:: AIM ::
Which lines below hold the word "this"? Copy all of them.

'''

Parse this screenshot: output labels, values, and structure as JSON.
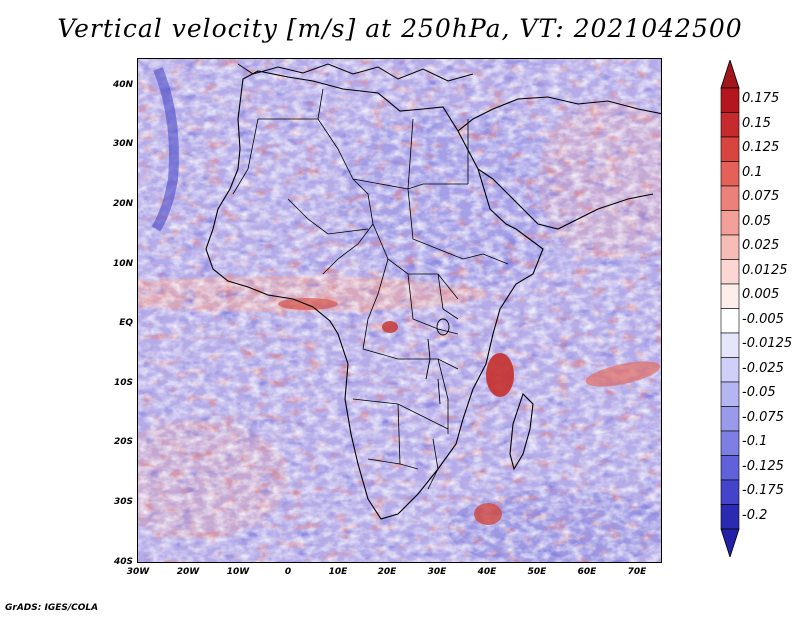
{
  "title": "Vertical velocity [m/s] at 250hPa, VT: 2021042500",
  "map": {
    "region": "Africa",
    "lat_ticks": [
      "40N",
      "30N",
      "20N",
      "10N",
      "EQ",
      "10S",
      "20S",
      "30S",
      "40S"
    ],
    "lon_ticks": [
      "30W",
      "20W",
      "10W",
      "0",
      "10E",
      "20E",
      "30E",
      "40E",
      "50E",
      "60E",
      "70E"
    ]
  },
  "colorbar": {
    "levels": [
      {
        "label": "0.175",
        "color": "#b3161c"
      },
      {
        "label": "0.15",
        "color": "#c62a2c"
      },
      {
        "label": "0.125",
        "color": "#d8443e"
      },
      {
        "label": "0.1",
        "color": "#e4615a"
      },
      {
        "label": "0.075",
        "color": "#ec817a"
      },
      {
        "label": "0.05",
        "color": "#f2a099"
      },
      {
        "label": "0.025",
        "color": "#f6bdb7"
      },
      {
        "label": "0.0125",
        "color": "#fad7d3"
      },
      {
        "label": "0.005",
        "color": "#fdeeec"
      },
      {
        "label": "-0.005",
        "color": "#ffffff"
      },
      {
        "label": "-0.0125",
        "color": "#e6e6fb"
      },
      {
        "label": "-0.025",
        "color": "#cfcff7"
      },
      {
        "label": "-0.05",
        "color": "#b5b5f1"
      },
      {
        "label": "-0.075",
        "color": "#9a9aeb"
      },
      {
        "label": "-0.1",
        "color": "#7f7fe3"
      },
      {
        "label": "-0.125",
        "color": "#6161d9"
      },
      {
        "label": "-0.175",
        "color": "#4444cb"
      },
      {
        "label": "-0.2",
        "color": "#2a2ab3"
      }
    ],
    "max_color": "#a0161a",
    "min_color": "#2222a8"
  },
  "credit": "GrADS: IGES/COLA"
}
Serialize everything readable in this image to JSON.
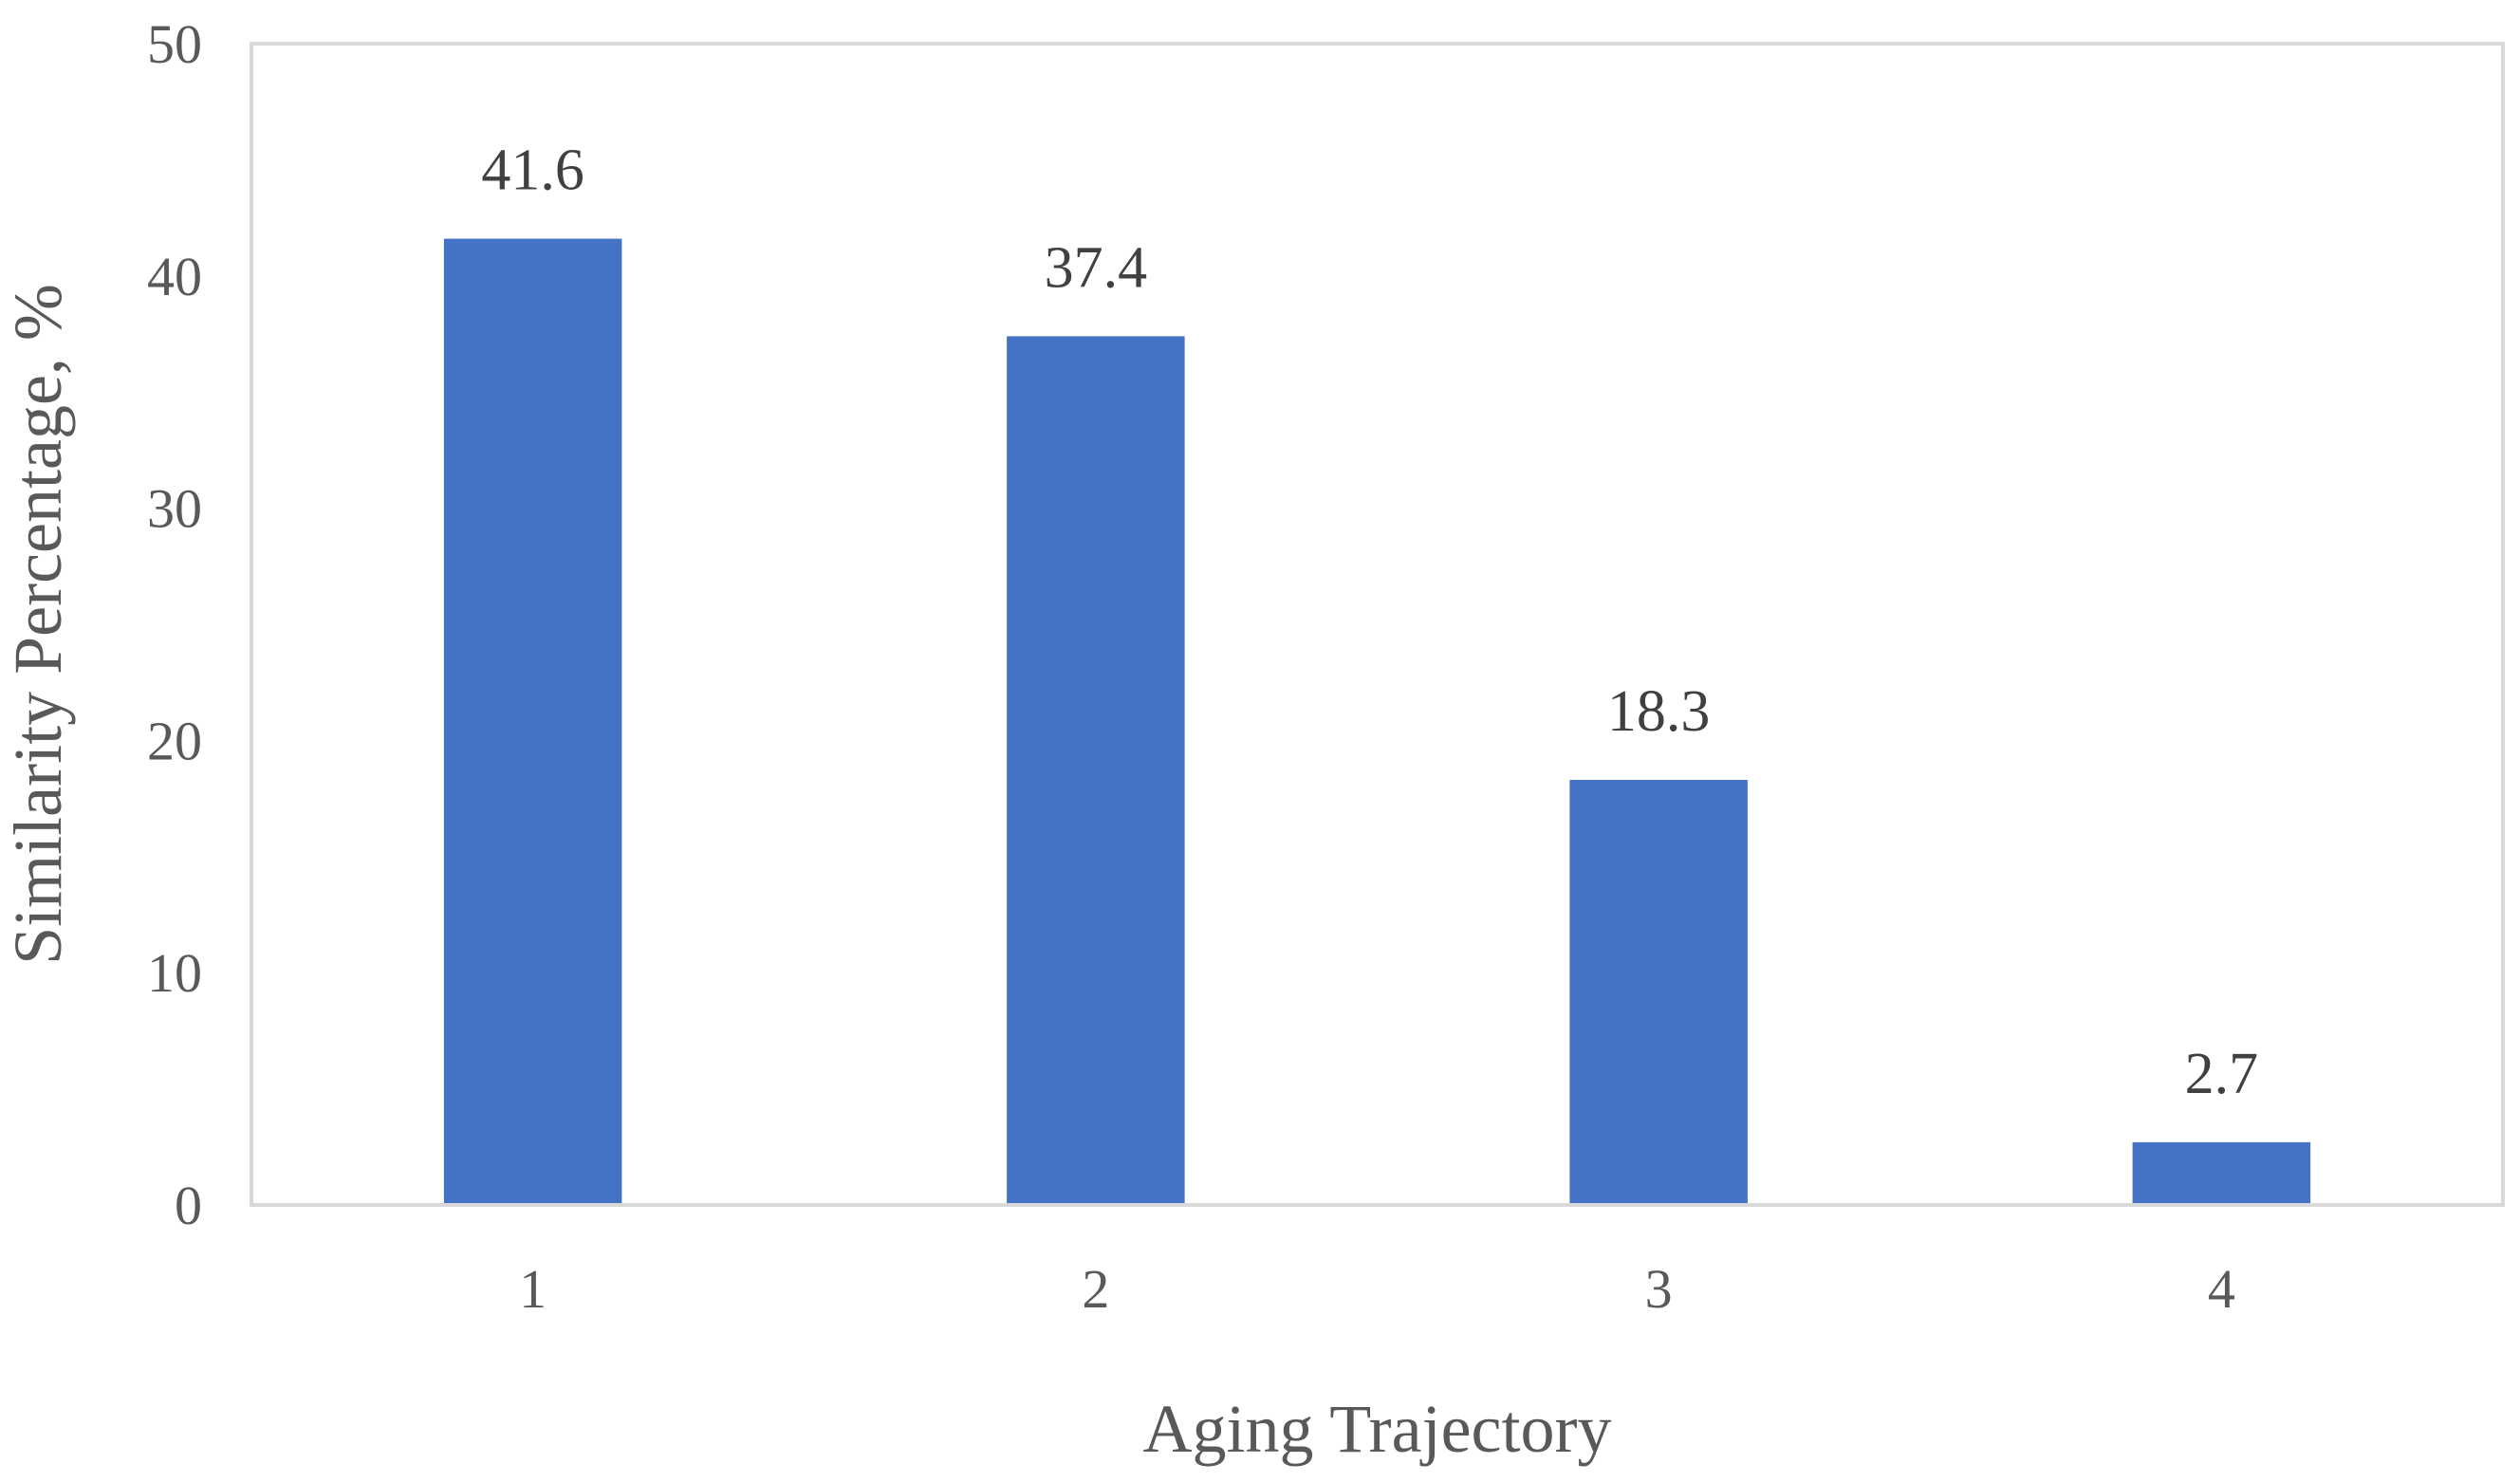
{
  "chart_data": {
    "type": "bar",
    "title": "",
    "xlabel": "Aging Trajectory",
    "ylabel": "Similarity Percentage, %",
    "categories": [
      "1",
      "2",
      "3",
      "4"
    ],
    "values": [
      41.6,
      37.4,
      18.3,
      2.7
    ],
    "data_labels": [
      "41.6",
      "37.4",
      "18.3",
      "2.7"
    ],
    "ylim": [
      0,
      50
    ],
    "yticks": [
      0,
      10,
      20,
      30,
      40,
      50
    ],
    "ytick_labels": [
      "0",
      "10",
      "20",
      "30",
      "40",
      "50"
    ],
    "grid": false,
    "legend": "none",
    "bar_color": "#4472C4",
    "frame_color": "#D9D9D9"
  }
}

'''

:: WORKED ANSWER ::
Parse this screenshot: output labels, values, and structure as JSON.
Serialize everything readable in this image to JSON.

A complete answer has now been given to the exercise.